Entries with figure data
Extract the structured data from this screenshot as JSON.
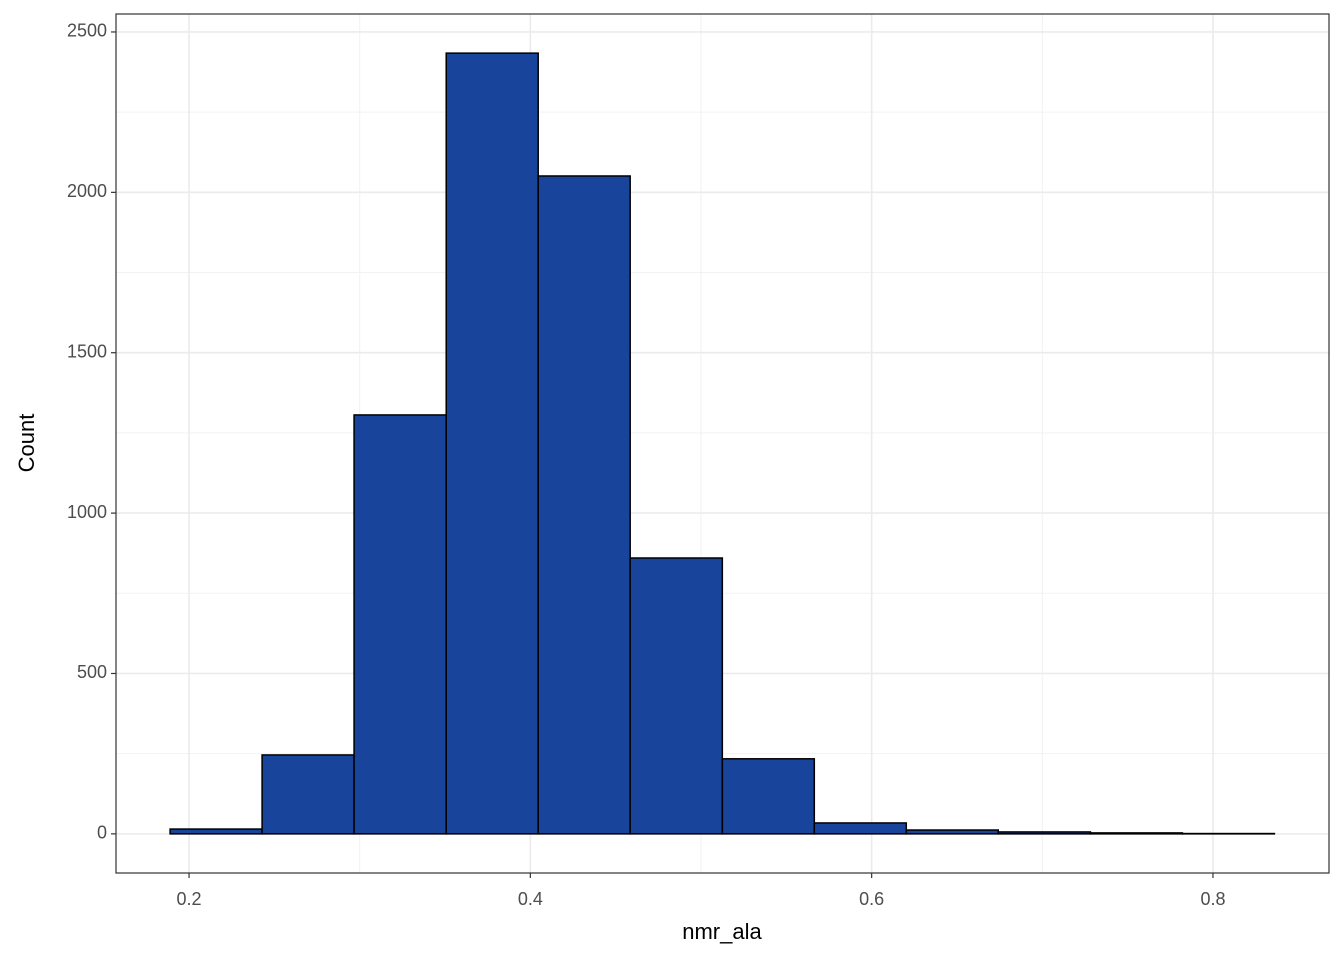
{
  "chart_data": {
    "type": "histogram",
    "x_label": "nmr_ala",
    "y_label": "Count",
    "bins": [
      0.1889,
      0.2428,
      0.2967,
      0.3507,
      0.4046,
      0.4585,
      0.5125,
      0.5664,
      0.6203,
      0.6742,
      0.7282,
      0.7821,
      0.836
    ],
    "values": [
      15,
      246,
      1306,
      2434,
      2051,
      860,
      234,
      34,
      12,
      6,
      3,
      1
    ],
    "color": "#19449b",
    "edge_color": "#000000",
    "xlim": [
      0.1572,
      0.868
    ],
    "ylim": [
      -122,
      2556
    ],
    "xticks": [
      0.2,
      0.4,
      0.6,
      0.8
    ],
    "yticks": [
      0,
      500,
      1000,
      1500,
      2000,
      2500
    ],
    "grid": true
  }
}
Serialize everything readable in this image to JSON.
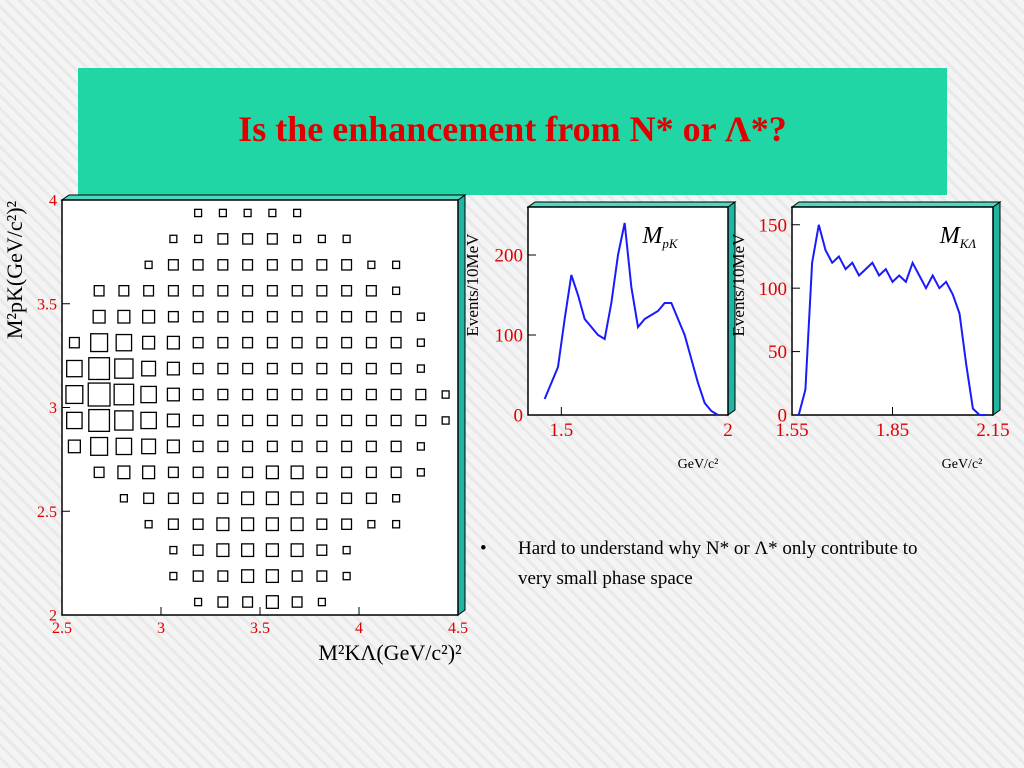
{
  "slide": {
    "title": "Is the enhancement from N* or Λ*?",
    "bullet": "Hard to understand why N* or Λ* only contribute to very small phase space"
  },
  "chart_data": [
    {
      "type": "hist2d",
      "ylabel": "M²pK(GeV/c²)²",
      "xlabel": "M²KΛ(GeV/c²)²",
      "xlim": [
        2.5,
        4.5
      ],
      "ylim": [
        2,
        4
      ],
      "xticks": [
        2.5,
        3,
        3.5,
        4,
        4.5
      ],
      "yticks": [
        2,
        2.5,
        3,
        3.5,
        4
      ],
      "x": [
        2.5625,
        2.6875,
        2.8125,
        2.9375,
        3.0625,
        3.1875,
        3.3125,
        3.4375,
        3.5625,
        3.6875,
        3.8125,
        3.9375,
        4.0625,
        4.1875,
        4.3125,
        4.4375
      ],
      "y": [
        2.0625,
        2.1875,
        2.3125,
        2.4375,
        2.5625,
        2.6875,
        2.8125,
        2.9375,
        3.0625,
        3.1875,
        3.3125,
        3.4375,
        3.5625,
        3.6875,
        3.8125,
        3.9375
      ],
      "z": [
        [
          0,
          0,
          0,
          0,
          0,
          1,
          2,
          2,
          3,
          2,
          1,
          0,
          0,
          0,
          0,
          0
        ],
        [
          0,
          0,
          0,
          0,
          1,
          2,
          2,
          3,
          3,
          2,
          2,
          1,
          0,
          0,
          0,
          0
        ],
        [
          0,
          0,
          0,
          0,
          1,
          2,
          3,
          3,
          3,
          3,
          2,
          1,
          0,
          0,
          0,
          0
        ],
        [
          0,
          0,
          0,
          1,
          2,
          2,
          3,
          3,
          3,
          3,
          2,
          2,
          1,
          1,
          0,
          0
        ],
        [
          0,
          0,
          1,
          2,
          2,
          2,
          2,
          3,
          3,
          3,
          2,
          2,
          2,
          1,
          0,
          0
        ],
        [
          0,
          2,
          3,
          3,
          2,
          2,
          2,
          2,
          3,
          3,
          2,
          2,
          2,
          2,
          1,
          0
        ],
        [
          3,
          6,
          5,
          4,
          3,
          2,
          2,
          2,
          2,
          2,
          2,
          2,
          2,
          2,
          1,
          0
        ],
        [
          5,
          9,
          7,
          5,
          3,
          2,
          2,
          2,
          2,
          2,
          2,
          2,
          2,
          2,
          2,
          1
        ],
        [
          6,
          10,
          8,
          5,
          3,
          2,
          2,
          2,
          2,
          2,
          2,
          2,
          2,
          2,
          2,
          1
        ],
        [
          5,
          9,
          7,
          4,
          3,
          2,
          2,
          2,
          2,
          2,
          2,
          2,
          2,
          2,
          1,
          0
        ],
        [
          2,
          6,
          5,
          3,
          3,
          2,
          2,
          2,
          2,
          2,
          2,
          2,
          2,
          2,
          1,
          0
        ],
        [
          0,
          3,
          3,
          3,
          2,
          2,
          2,
          2,
          2,
          2,
          2,
          2,
          2,
          2,
          1,
          0
        ],
        [
          0,
          2,
          2,
          2,
          2,
          2,
          2,
          2,
          2,
          2,
          2,
          2,
          2,
          1,
          0,
          0
        ],
        [
          0,
          0,
          0,
          1,
          2,
          2,
          2,
          2,
          2,
          2,
          2,
          2,
          1,
          1,
          0,
          0
        ],
        [
          0,
          0,
          0,
          0,
          1,
          1,
          2,
          2,
          2,
          1,
          1,
          1,
          0,
          0,
          0,
          0
        ],
        [
          0,
          0,
          0,
          0,
          0,
          1,
          1,
          1,
          1,
          1,
          0,
          0,
          0,
          0,
          0,
          0
        ]
      ],
      "color": "#000000"
    },
    {
      "type": "line",
      "ylabel": "Events/10MeV",
      "xlabel": "GeV/c²",
      "annotation": "M",
      "annotation_sub": "pK",
      "xlim": [
        1.4,
        2.0
      ],
      "ylim": [
        0,
        260
      ],
      "xticks": [
        1.5,
        2
      ],
      "yticks": [
        0,
        100,
        200
      ],
      "x": [
        1.45,
        1.47,
        1.49,
        1.51,
        1.53,
        1.55,
        1.57,
        1.59,
        1.61,
        1.63,
        1.65,
        1.67,
        1.69,
        1.71,
        1.73,
        1.75,
        1.77,
        1.79,
        1.81,
        1.83,
        1.85,
        1.87,
        1.89,
        1.91,
        1.93,
        1.95,
        1.97
      ],
      "values": [
        20,
        40,
        60,
        120,
        175,
        150,
        120,
        110,
        100,
        95,
        140,
        200,
        240,
        160,
        110,
        120,
        125,
        130,
        140,
        140,
        120,
        100,
        70,
        40,
        15,
        5,
        0
      ],
      "color": "#1a1aff"
    },
    {
      "type": "line",
      "ylabel": "Events/10MeV",
      "xlabel": "GeV/c²",
      "annotation": "M",
      "annotation_sub": "KΛ",
      "xlim": [
        1.55,
        2.15
      ],
      "ylim": [
        0,
        164
      ],
      "xticks": [
        1.55,
        1.85,
        2.15
      ],
      "yticks": [
        0,
        50,
        100,
        150
      ],
      "x": [
        1.57,
        1.59,
        1.61,
        1.63,
        1.65,
        1.67,
        1.69,
        1.71,
        1.73,
        1.75,
        1.77,
        1.79,
        1.81,
        1.83,
        1.85,
        1.87,
        1.89,
        1.91,
        1.93,
        1.95,
        1.97,
        1.99,
        2.01,
        2.03,
        2.05,
        2.07,
        2.09,
        2.11,
        2.13
      ],
      "values": [
        0,
        20,
        120,
        150,
        130,
        120,
        125,
        115,
        120,
        110,
        115,
        120,
        110,
        115,
        105,
        110,
        105,
        120,
        110,
        100,
        110,
        100,
        105,
        95,
        80,
        40,
        5,
        0,
        0
      ],
      "color": "#1a1aff"
    }
  ]
}
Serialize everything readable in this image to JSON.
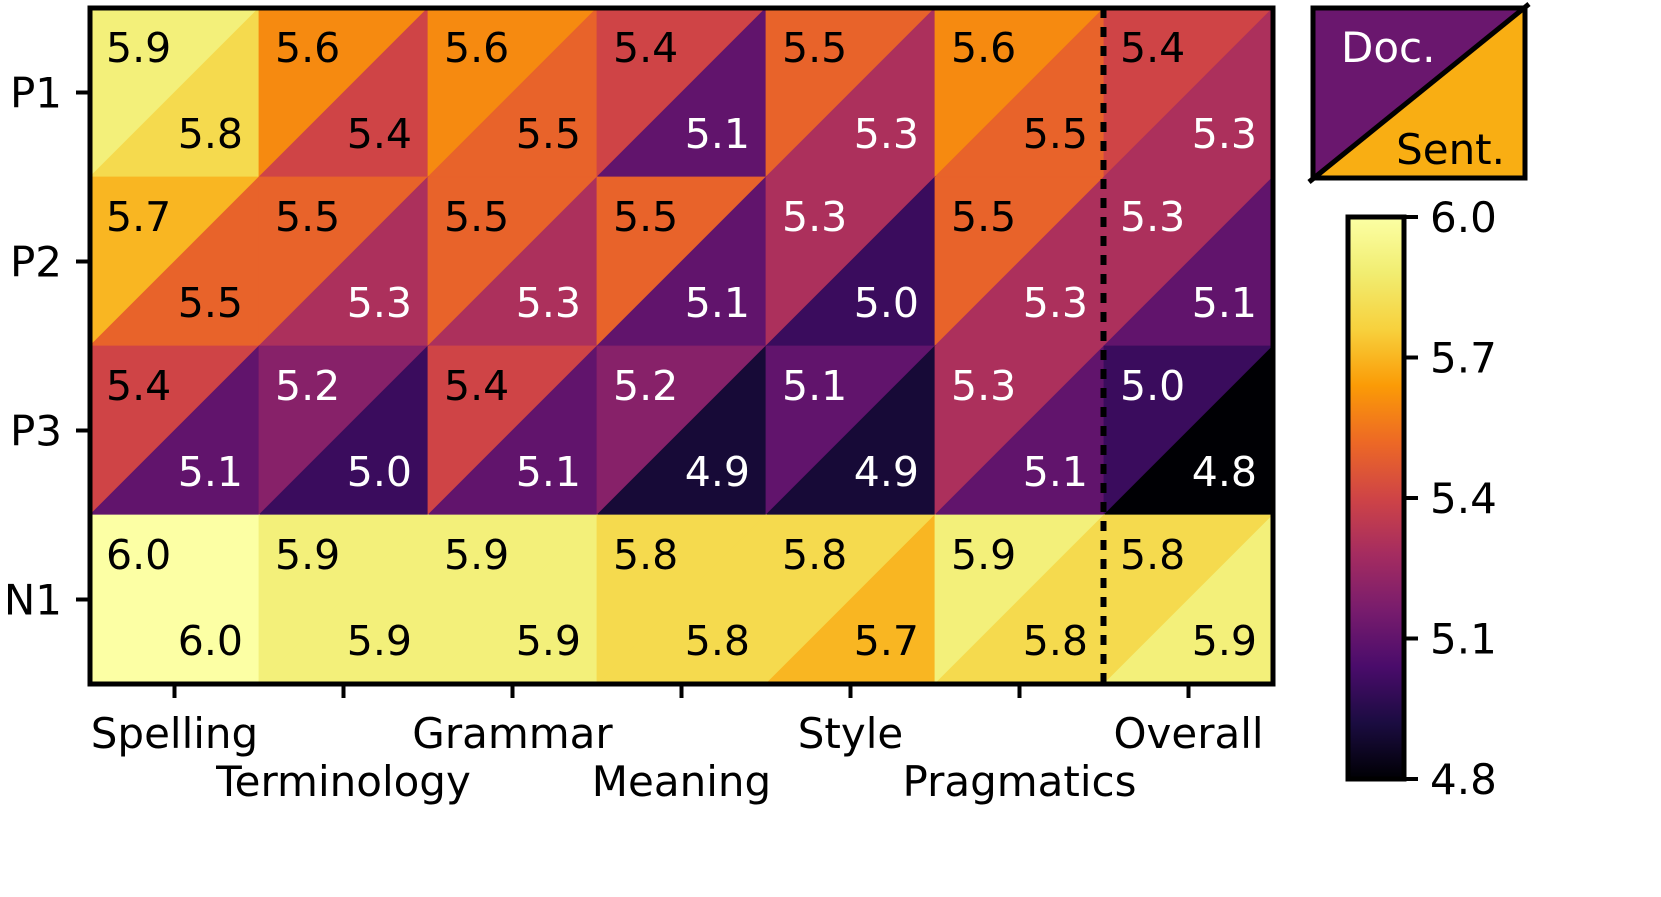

To do.
Copy the material above exactly and drop the pictures.

Result of the exercise.
Extract the structured data from this screenshot as JSON.
{
  "chart_data": {
    "type": "histogram",
    "x_label": "nmr_ala",
    "y_label": "Count",
    "bins": [
      0.1889,
      0.2428,
      0.2967,
      0.3507,
      0.4046,
      0.4585,
      0.5125,
      0.5664,
      0.6203,
      0.6742,
      0.7282,
      0.7821,
      0.836
    ],
    "values": [
      15,
      246,
      1306,
      2434,
      2051,
      860,
      234,
      34,
      12,
      6,
      3,
      1
    ],
    "color": "#19449b",
    "edge_color": "#000000",
    "xlim": [
      0.1572,
      0.868
    ],
    "ylim": [
      -122,
      2556
    ],
    "xticks": [
      0.2,
      0.4,
      0.6,
      0.8
    ],
    "yticks": [
      0,
      500,
      1000,
      1500,
      2000,
      2500
    ],
    "grid": true
  }
}
Serialize everything readable in this image to JSON.
{
  "slide": {
    "title": "Is the enhancement from N* or Λ*?",
    "bullet": "Hard to understand why N* or Λ* only contribute to very small phase space"
  },
  "chart_data": [
    {
      "type": "hist2d",
      "ylabel": "M²pK(GeV/c²)²",
      "xlabel": "M²KΛ(GeV/c²)²",
      "xlim": [
        2.5,
        4.5
      ],
      "ylim": [
        2,
        4
      ],
      "xticks": [
        2.5,
        3,
        3.5,
        4,
        4.5
      ],
      "yticks": [
        2,
        2.5,
        3,
        3.5,
        4
      ],
      "x": [
        2.5625,
        2.6875,
        2.8125,
        2.9375,
        3.0625,
        3.1875,
        3.3125,
        3.4375,
        3.5625,
        3.6875,
        3.8125,
        3.9375,
        4.0625,
        4.1875,
        4.3125,
        4.4375
      ],
      "y": [
        2.0625,
        2.1875,
        2.3125,
        2.4375,
        2.5625,
        2.6875,
        2.8125,
        2.9375,
        3.0625,
        3.1875,
        3.3125,
        3.4375,
        3.5625,
        3.6875,
        3.8125,
        3.9375
      ],
      "z": [
        [
          0,
          0,
          0,
          0,
          0,
          1,
          2,
          2,
          3,
          2,
          1,
          0,
          0,
          0,
          0,
          0
        ],
        [
          0,
          0,
          0,
          0,
          1,
          2,
          2,
          3,
          3,
          2,
          2,
          1,
          0,
          0,
          0,
          0
        ],
        [
          0,
          0,
          0,
          0,
          1,
          2,
          3,
          3,
          3,
          3,
          2,
          1,
          0,
          0,
          0,
          0
        ],
        [
          0,
          0,
          0,
          1,
          2,
          2,
          3,
          3,
          3,
          3,
          2,
          2,
          1,
          1,
          0,
          0
        ],
        [
          0,
          0,
          1,
          2,
          2,
          2,
          2,
          3,
          3,
          3,
          2,
          2,
          2,
          1,
          0,
          0
        ],
        [
          0,
          2,
          3,
          3,
          2,
          2,
          2,
          2,
          3,
          3,
          2,
          2,
          2,
          2,
          1,
          0
        ],
        [
          3,
          6,
          5,
          4,
          3,
          2,
          2,
          2,
          2,
          2,
          2,
          2,
          2,
          2,
          1,
          0
        ],
        [
          5,
          9,
          7,
          5,
          3,
          2,
          2,
          2,
          2,
          2,
          2,
          2,
          2,
          2,
          2,
          1
        ],
        [
          6,
          10,
          8,
          5,
          3,
          2,
          2,
          2,
          2,
          2,
          2,
          2,
          2,
          2,
          2,
          1
        ],
        [
          5,
          9,
          7,
          4,
          3,
          2,
          2,
          2,
          2,
          2,
          2,
          2,
          2,
          2,
          1,
          0
        ],
        [
          2,
          6,
          5,
          3,
          3,
          2,
          2,
          2,
          2,
          2,
          2,
          2,
          2,
          2,
          1,
          0
        ],
        [
          0,
          3,
          3,
          3,
          2,
          2,
          2,
          2,
          2,
          2,
          2,
          2,
          2,
          2,
          1,
          0
        ],
        [
          0,
          2,
          2,
          2,
          2,
          2,
          2,
          2,
          2,
          2,
          2,
          2,
          2,
          1,
          0,
          0
        ],
        [
          0,
          0,
          0,
          1,
          2,
          2,
          2,
          2,
          2,
          2,
          2,
          2,
          1,
          1,
          0,
          0
        ],
        [
          0,
          0,
          0,
          0,
          1,
          1,
          2,
          2,
          2,
          1,
          1,
          1,
          0,
          0,
          0,
          0
        ],
        [
          0,
          0,
          0,
          0,
          0,
          1,
          1,
          1,
          1,
          1,
          0,
          0,
          0,
          0,
          0,
          0
        ]
      ],
      "color": "#000000"
    },
    {
      "type": "line",
      "ylabel": "Events/10MeV",
      "xlabel": "GeV/c²",
      "annotation": "M",
      "annotation_sub": "pK",
      "xlim": [
        1.4,
        2.0
      ],
      "ylim": [
        0,
        260
      ],
      "xticks": [
        1.5,
        2
      ],
      "yticks": [
        0,
        100,
        200
      ],
      "x": [
        1.45,
        1.47,
        1.49,
        1.51,
        1.53,
        1.55,
        1.57,
        1.59,
        1.61,
        1.63,
        1.65,
        1.67,
        1.69,
        1.71,
        1.73,
        1.75,
        1.77,
        1.79,
        1.81,
        1.83,
        1.85,
        1.87,
        1.89,
        1.91,
        1.93,
        1.95,
        1.97
      ],
      "values": [
        20,
        40,
        60,
        120,
        175,
        150,
        120,
        110,
        100,
        95,
        140,
        200,
        240,
        160,
        110,
        120,
        125,
        130,
        140,
        140,
        120,
        100,
        70,
        40,
        15,
        5,
        0
      ],
      "color": "#1a1aff"
    },
    {
      "type": "line",
      "ylabel": "Events/10MeV",
      "xlabel": "GeV/c²",
      "annotation": "M",
      "annotation_sub": "KΛ",
      "xlim": [
        1.55,
        2.15
      ],
      "ylim": [
        0,
        164
      ],
      "xticks": [
        1.55,
        1.85,
        2.15
      ],
      "yticks": [
        0,
        50,
        100,
        150
      ],
      "x": [
        1.57,
        1.59,
        1.61,
        1.63,
        1.65,
        1.67,
        1.69,
        1.71,
        1.73,
        1.75,
        1.77,
        1.79,
        1.81,
        1.83,
        1.85,
        1.87,
        1.89,
        1.91,
        1.93,
        1.95,
        1.97,
        1.99,
        2.01,
        2.03,
        2.05,
        2.07,
        2.09,
        2.11,
        2.13
      ],
      "values": [
        0,
        20,
        120,
        150,
        130,
        120,
        125,
        115,
        120,
        110,
        115,
        120,
        110,
        115,
        105,
        110,
        105,
        120,
        110,
        100,
        110,
        100,
        105,
        95,
        80,
        40,
        5,
        0,
        0
      ],
      "color": "#1a1aff"
    }
  ]
}
Serialize everything readable in this image to JSON.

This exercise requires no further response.